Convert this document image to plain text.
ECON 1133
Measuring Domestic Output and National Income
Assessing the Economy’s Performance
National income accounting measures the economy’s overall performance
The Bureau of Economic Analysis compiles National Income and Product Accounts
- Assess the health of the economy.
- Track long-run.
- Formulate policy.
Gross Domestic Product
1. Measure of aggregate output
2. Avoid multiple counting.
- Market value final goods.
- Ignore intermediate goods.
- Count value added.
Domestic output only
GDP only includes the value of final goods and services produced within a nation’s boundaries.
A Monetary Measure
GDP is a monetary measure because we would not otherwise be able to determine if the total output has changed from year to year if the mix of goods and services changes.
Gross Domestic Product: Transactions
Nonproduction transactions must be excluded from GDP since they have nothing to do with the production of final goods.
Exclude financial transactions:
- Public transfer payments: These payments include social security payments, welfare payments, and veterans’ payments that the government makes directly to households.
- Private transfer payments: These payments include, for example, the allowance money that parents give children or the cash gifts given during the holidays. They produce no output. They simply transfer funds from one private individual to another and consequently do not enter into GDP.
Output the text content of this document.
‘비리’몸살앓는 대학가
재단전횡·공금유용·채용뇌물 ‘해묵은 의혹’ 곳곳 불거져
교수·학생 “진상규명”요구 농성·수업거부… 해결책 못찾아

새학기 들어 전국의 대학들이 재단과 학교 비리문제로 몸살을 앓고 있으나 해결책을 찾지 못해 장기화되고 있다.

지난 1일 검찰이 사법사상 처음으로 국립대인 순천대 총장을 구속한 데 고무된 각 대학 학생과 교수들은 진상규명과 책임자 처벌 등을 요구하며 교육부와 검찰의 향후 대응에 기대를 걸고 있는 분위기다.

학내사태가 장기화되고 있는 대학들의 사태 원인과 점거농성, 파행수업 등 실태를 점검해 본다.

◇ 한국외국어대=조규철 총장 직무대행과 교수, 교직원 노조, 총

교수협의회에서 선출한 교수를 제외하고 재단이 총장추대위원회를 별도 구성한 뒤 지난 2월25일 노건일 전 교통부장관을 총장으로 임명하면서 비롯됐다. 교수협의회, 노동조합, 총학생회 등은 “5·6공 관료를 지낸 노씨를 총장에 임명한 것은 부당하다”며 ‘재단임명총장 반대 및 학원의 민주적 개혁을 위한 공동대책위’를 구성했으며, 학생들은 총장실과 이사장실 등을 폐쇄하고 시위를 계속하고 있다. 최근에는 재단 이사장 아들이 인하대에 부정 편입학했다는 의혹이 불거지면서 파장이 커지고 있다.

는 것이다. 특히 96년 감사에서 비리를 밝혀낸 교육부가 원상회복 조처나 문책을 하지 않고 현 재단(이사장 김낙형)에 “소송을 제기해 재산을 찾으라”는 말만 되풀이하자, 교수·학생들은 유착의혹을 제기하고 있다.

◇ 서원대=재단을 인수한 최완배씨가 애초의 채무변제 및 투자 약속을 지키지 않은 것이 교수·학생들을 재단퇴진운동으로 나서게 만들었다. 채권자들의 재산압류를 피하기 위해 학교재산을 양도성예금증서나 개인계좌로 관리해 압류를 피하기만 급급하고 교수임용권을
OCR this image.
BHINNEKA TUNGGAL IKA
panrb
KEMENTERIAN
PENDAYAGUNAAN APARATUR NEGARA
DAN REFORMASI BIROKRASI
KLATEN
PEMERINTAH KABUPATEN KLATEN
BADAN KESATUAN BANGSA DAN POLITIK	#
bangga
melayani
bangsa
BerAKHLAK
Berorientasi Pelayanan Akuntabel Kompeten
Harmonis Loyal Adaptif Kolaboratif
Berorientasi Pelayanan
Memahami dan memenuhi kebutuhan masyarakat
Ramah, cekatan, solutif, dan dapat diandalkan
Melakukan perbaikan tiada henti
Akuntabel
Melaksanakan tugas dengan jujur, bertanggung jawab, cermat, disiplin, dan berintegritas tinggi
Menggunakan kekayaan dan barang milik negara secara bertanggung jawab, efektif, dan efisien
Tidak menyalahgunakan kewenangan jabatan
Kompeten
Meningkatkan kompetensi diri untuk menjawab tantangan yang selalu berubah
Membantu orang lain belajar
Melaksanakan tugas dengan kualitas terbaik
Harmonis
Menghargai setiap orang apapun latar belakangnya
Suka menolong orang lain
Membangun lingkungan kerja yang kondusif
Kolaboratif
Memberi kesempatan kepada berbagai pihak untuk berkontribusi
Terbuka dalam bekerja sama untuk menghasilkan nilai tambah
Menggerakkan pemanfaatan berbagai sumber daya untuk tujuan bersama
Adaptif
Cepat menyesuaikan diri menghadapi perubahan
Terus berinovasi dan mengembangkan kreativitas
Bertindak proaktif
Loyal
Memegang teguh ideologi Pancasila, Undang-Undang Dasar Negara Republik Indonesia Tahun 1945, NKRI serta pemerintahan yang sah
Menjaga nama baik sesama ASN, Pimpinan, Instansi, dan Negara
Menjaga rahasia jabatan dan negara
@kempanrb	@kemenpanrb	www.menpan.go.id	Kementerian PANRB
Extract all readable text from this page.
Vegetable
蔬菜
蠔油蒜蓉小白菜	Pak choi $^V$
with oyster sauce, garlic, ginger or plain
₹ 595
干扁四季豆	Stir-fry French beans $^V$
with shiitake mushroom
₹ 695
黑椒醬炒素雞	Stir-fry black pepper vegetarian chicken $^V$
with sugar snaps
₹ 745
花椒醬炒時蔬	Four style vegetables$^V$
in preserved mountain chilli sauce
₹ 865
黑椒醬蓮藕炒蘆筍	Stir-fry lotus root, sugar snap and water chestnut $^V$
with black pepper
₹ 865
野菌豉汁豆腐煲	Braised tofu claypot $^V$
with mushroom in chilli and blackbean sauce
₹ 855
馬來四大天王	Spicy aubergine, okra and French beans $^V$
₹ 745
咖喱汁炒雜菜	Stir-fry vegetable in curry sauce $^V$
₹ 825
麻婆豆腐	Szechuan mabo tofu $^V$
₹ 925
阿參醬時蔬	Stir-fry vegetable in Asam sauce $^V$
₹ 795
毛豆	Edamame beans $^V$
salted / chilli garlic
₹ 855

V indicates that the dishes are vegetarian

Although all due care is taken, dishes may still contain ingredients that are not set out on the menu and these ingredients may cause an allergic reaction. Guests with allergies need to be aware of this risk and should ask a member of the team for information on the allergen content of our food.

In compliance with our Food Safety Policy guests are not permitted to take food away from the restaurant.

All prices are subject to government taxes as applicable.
────────────────────────────────────────
- **THE PROBLEM**
Reproduce each entry above exactly, keeping every word.

- **EXERCISE RESULT**
Convert this document image to plain text.
ECON 1133
Measuring Domestic Output and National Income
Assessing the Economy’s Performance
National income accounting measures the economy’s overall performance
The Bureau of Economic Analysis compiles National Income and Product Accounts
- Assess the health of the economy.
- Track long-run.
- Formulate policy.
Gross Domestic Product
1. Measure of aggregate output
2. Avoid multiple counting.
- Market value final goods.
- Ignore intermediate goods.
- Count value added.
Domestic output only
GDP only includes the value of final goods and services produced within a nation’s boundaries.
A Monetary Measure
GDP is a monetary measure because we would not otherwise be able to determine if the total output has changed from year to year if the mix of goods and services changes.
Gross Domestic Product: Transactions
Nonproduction transactions must be excluded from GDP since they have nothing to do with the production of final goods.
Exclude financial transactions:
- Public transfer payments: These payments include social security payments, welfare payments, and veterans’ payments that the government makes directly to households.
- Private transfer payments: These payments include, for example, the allowance money that parents give children or the cash gifts given during the holidays. They produce no output. They simply transfer funds from one private individual to another and consequently do not enter into GDP.
Output the text content of this document.
‘비리’몸살앓는 대학가
재단전횡·공금유용·채용뇌물 ‘해묵은 의혹’ 곳곳 불거져
교수·학생 “진상규명”요구 농성·수업거부… 해결책 못찾아

새학기 들어 전국의 대학들이 재단과 학교 비리문제로 몸살을 앓고 있으나 해결책을 찾지 못해 장기화되고 있다.

지난 1일 검찰이 사법사상 처음으로 국립대인 순천대 총장을 구속한 데 고무된 각 대학 학생과 교수들은 진상규명과 책임자 처벌 등을 요구하며 교육부와 검찰의 향후 대응에 기대를 걸고 있는 분위기다.

학내사태가 장기화되고 있는 대학들의 사태 원인과 점거농성, 파행수업 등 실태를 점검해 본다.

◇ 한국외국어대=조규철 총장 직무대행과 교수, 교직원 노조, 총

교수협의회에서 선출한 교수를 제외하고 재단이 총장추대위원회를 별도 구성한 뒤 지난 2월25일 노건일 전 교통부장관을 총장으로 임명하면서 비롯됐다. 교수협의회, 노동조합, 총학생회 등은 “5·6공 관료를 지낸 노씨를 총장에 임명한 것은 부당하다”며 ‘재단임명총장 반대 및 학원의 민주적 개혁을 위한 공동대책위’를 구성했으며, 학생들은 총장실과 이사장실 등을 폐쇄하고 시위를 계속하고 있다. 최근에는 재단 이사장 아들이 인하대에 부정 편입학했다는 의혹이 불거지면서 파장이 커지고 있다.

는 것이다. 특히 96년 감사에서 비리를 밝혀낸 교육부가 원상회복 조처나 문책을 하지 않고 현 재단(이사장 김낙형)에 “소송을 제기해 재산을 찾으라”는 말만 되풀이하자, 교수·학생들은 유착의혹을 제기하고 있다.

◇ 서원대=재단을 인수한 최완배씨가 애초의 채무변제 및 투자 약속을 지키지 않은 것이 교수·학생들을 재단퇴진운동으로 나서게 만들었다. 채권자들의 재산압류를 피하기 위해 학교재산을 양도성예금증서나 개인계좌로 관리해 압류를 피하기만 급급하고 교수임용권을
OCR this image.
BHINNEKA TUNGGAL IKA
panrb
KEMENTERIAN
PENDAYAGUNAAN APARATUR NEGARA
DAN REFORMASI BIROKRASI
KLATEN
PEMERINTAH KABUPATEN KLATEN
BADAN KESATUAN BANGSA DAN POLITIK	#
bangga
melayani
bangsa
BerAKHLAK
Berorientasi Pelayanan Akuntabel Kompeten
Harmonis Loyal Adaptif Kolaboratif
Berorientasi Pelayanan
Memahami dan memenuhi kebutuhan masyarakat
Ramah, cekatan, solutif, dan dapat diandalkan
Melakukan perbaikan tiada henti
Akuntabel
Melaksanakan tugas dengan jujur, bertanggung jawab, cermat, disiplin, dan berintegritas tinggi
Menggunakan kekayaan dan barang milik negara secara bertanggung jawab, efektif, dan efisien
Tidak menyalahgunakan kewenangan jabatan
Kompeten
Meningkatkan kompetensi diri untuk menjawab tantangan yang selalu berubah
Membantu orang lain belajar
Melaksanakan tugas dengan kualitas terbaik
Harmonis
Menghargai setiap orang apapun latar belakangnya
Suka menolong orang lain
Membangun lingkungan kerja yang kondusif
Kolaboratif
Memberi kesempatan kepada berbagai pihak untuk berkontribusi
Terbuka dalam bekerja sama untuk menghasilkan nilai tambah
Menggerakkan pemanfaatan berbagai sumber daya untuk tujuan bersama
Adaptif
Cepat menyesuaikan diri menghadapi perubahan
Terus berinovasi dan mengembangkan kreativitas
Bertindak proaktif
Loyal
Memegang teguh ideologi Pancasila, Undang-Undang Dasar Negara Republik Indonesia Tahun 1945, NKRI serta pemerintahan yang sah
Menjaga nama baik sesama ASN, Pimpinan, Instansi, dan Negara
Menjaga rahasia jabatan dan negara
@kempanrb	@kemenpanrb	www.menpan.go.id	Kementerian PANRB
Extract all readable text from this page.
Vegetable
蔬菜
蠔油蒜蓉小白菜	Pak choi $^V$
with oyster sauce, garlic, ginger or plain
₹ 595
干扁四季豆	Stir-fry French beans $^V$
with shiitake mushroom
₹ 695
黑椒醬炒素雞	Stir-fry black pepper vegetarian chicken $^V$
with sugar snaps
₹ 745
花椒醬炒時蔬	Four style vegetables$^V$
in preserved mountain chilli sauce
₹ 865
黑椒醬蓮藕炒蘆筍	Stir-fry lotus root, sugar snap and water chestnut $^V$
with black pepper
₹ 865
野菌豉汁豆腐煲	Braised tofu claypot $^V$
with mushroom in chilli and blackbean sauce
₹ 855
馬來四大天王	Spicy aubergine, okra and French beans $^V$
₹ 745
咖喱汁炒雜菜	Stir-fry vegetable in curry sauce $^V$
₹ 825
麻婆豆腐	Szechuan mabo tofu $^V$
₹ 925
阿參醬時蔬	Stir-fry vegetable in Asam sauce $^V$
₹ 795
毛豆	Edamame beans $^V$
salted / chilli garlic
₹ 855

V indicates that the dishes are vegetarian

Although all due care is taken, dishes may still contain ingredients that are not set out on the menu and these ingredients may cause an allergic reaction. Guests with allergies need to be aware of this risk and should ask a member of the team for information on the allergen content of our food.

In compliance with our Food Safety Policy guests are not permitted to take food away from the restaurant.

All prices are subject to government taxes as applicable.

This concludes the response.